[start The input]

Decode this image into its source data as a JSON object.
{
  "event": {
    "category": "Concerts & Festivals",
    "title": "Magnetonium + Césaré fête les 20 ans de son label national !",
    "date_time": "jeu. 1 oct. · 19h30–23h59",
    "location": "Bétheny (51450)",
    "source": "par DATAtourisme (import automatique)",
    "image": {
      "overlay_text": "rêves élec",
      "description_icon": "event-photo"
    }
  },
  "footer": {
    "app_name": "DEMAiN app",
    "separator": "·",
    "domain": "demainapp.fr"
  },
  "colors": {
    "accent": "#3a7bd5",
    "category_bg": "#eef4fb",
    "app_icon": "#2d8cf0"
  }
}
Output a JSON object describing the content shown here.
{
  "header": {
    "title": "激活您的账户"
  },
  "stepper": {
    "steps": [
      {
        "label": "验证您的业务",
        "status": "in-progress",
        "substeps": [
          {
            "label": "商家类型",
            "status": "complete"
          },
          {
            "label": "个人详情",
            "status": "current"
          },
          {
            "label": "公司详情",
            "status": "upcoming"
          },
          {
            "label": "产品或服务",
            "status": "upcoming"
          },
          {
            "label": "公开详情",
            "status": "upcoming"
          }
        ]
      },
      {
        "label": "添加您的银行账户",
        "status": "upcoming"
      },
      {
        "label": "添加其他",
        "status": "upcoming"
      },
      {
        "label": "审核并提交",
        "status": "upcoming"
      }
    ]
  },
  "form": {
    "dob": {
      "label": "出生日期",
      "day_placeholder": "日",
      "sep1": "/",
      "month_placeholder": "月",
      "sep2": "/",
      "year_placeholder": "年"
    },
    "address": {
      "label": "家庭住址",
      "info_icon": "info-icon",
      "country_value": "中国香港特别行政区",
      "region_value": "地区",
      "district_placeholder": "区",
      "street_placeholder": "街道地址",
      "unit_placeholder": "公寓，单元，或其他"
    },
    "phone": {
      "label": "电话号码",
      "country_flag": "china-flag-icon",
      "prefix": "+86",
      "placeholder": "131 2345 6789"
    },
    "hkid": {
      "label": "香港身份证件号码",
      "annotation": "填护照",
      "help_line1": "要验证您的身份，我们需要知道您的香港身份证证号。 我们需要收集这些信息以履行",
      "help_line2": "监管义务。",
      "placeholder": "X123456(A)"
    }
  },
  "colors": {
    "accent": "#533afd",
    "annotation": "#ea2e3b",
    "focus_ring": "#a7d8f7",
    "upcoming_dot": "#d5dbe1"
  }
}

[end The input]

▶ What the task requires
Print the records above exactly as they appear.

▶ Solution for this problem
Decode this image into its source data as a JSON object.
{
  "event": {
    "category": "Concerts & Festivals",
    "title": "Magnetonium + Césaré fête les 20 ans de son label national !",
    "date_time": "jeu. 1 oct. · 19h30–23h59",
    "location": "Bétheny (51450)",
    "source": "par DATAtourisme (import automatique)",
    "image": {
      "overlay_text": "rêves élec",
      "description_icon": "event-photo"
    }
  },
  "footer": {
    "app_name": "DEMAiN app",
    "separator": "·",
    "domain": "demainapp.fr"
  },
  "colors": {
    "accent": "#3a7bd5",
    "category_bg": "#eef4fb",
    "app_icon": "#2d8cf0"
  }
}
Output a JSON object describing the content shown here.
{
  "header": {
    "title": "激活您的账户"
  },
  "stepper": {
    "steps": [
      {
        "label": "验证您的业务",
        "status": "in-progress",
        "substeps": [
          {
            "label": "商家类型",
            "status": "complete"
          },
          {
            "label": "个人详情",
            "status": "current"
          },
          {
            "label": "公司详情",
            "status": "upcoming"
          },
          {
            "label": "产品或服务",
            "status": "upcoming"
          },
          {
            "label": "公开详情",
            "status": "upcoming"
          }
        ]
      },
      {
        "label": "添加您的银行账户",
        "status": "upcoming"
      },
      {
        "label": "添加其他",
        "status": "upcoming"
      },
      {
        "label": "审核并提交",
        "status": "upcoming"
      }
    ]
  },
  "form": {
    "dob": {
      "label": "出生日期",
      "day_placeholder": "日",
      "sep1": "/",
      "month_placeholder": "月",
      "sep2": "/",
      "year_placeholder": "年"
    },
    "address": {
      "label": "家庭住址",
      "info_icon": "info-icon",
      "country_value": "中国香港特别行政区",
      "region_value": "地区",
      "district_placeholder": "区",
      "street_placeholder": "街道地址",
      "unit_placeholder": "公寓，单元，或其他"
    },
    "phone": {
      "label": "电话号码",
      "country_flag": "china-flag-icon",
      "prefix": "+86",
      "placeholder": "131 2345 6789"
    },
    "hkid": {
      "label": "香港身份证件号码",
      "annotation": "填护照",
      "help_line1": "要验证您的身份，我们需要知道您的香港身份证证号。 我们需要收集这些信息以履行",
      "help_line2": "监管义务。",
      "placeholder": "X123456(A)"
    }
  },
  "colors": {
    "accent": "#533afd",
    "annotation": "#ea2e3b",
    "focus_ring": "#a7d8f7",
    "upcoming_dot": "#d5dbe1"
  }
}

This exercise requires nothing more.